What this task involves: Below are some records: retype them all exactly, but not the pictures.

(Figure data in JSON)
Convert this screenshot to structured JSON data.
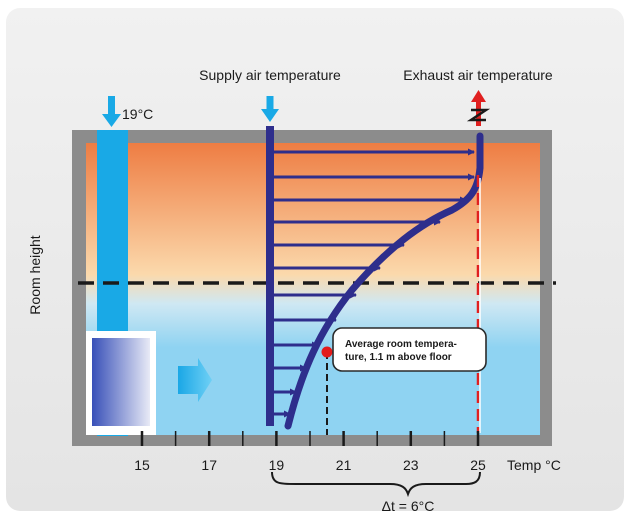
{
  "labels": {
    "supply": "Supply air temperature",
    "exhaust": "Exhaust air temperature",
    "inlet_temp": "19°C",
    "room_height": "Room height",
    "temp_axis": "Temp °C",
    "delta": "Δt = 6°C",
    "callout_line1": "Average room tempera-",
    "callout_line2": "ture, 1.1 m above floor"
  },
  "axis": {
    "ticks": [
      "15",
      "17",
      "19",
      "21",
      "23",
      "25"
    ]
  },
  "colors": {
    "background": "#e9e9e9",
    "wall": "#8c8c8c",
    "warm_top": "#ee7d43",
    "warm_mid": "#fbd7aa",
    "cool": "#8fd3f2",
    "profile": "#2e2e8c",
    "supply_duct": "#19a9e6",
    "exhaust_line": "#e02020",
    "point": "#e21b1b"
  }
}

Finished answer:
Convert this screenshot to structured JSON data.
{
  "labels": {
    "supply": "Supply air temperature",
    "exhaust": "Exhaust air temperature",
    "inlet_temp": "19°C",
    "room_height": "Room height",
    "temp_axis": "Temp °C",
    "delta": "Δt = 6°C",
    "callout_line1": "Average room tempera-",
    "callout_line2": "ture, 1.1 m above floor"
  },
  "axis": {
    "ticks": [
      "15",
      "17",
      "19",
      "21",
      "23",
      "25"
    ]
  },
  "colors": {
    "background": "#e9e9e9",
    "wall": "#8c8c8c",
    "warm_top": "#ee7d43",
    "warm_mid": "#fbd7aa",
    "cool": "#8fd3f2",
    "profile": "#2e2e8c",
    "supply_duct": "#19a9e6",
    "exhaust_line": "#e02020",
    "point": "#e21b1b"
  }
}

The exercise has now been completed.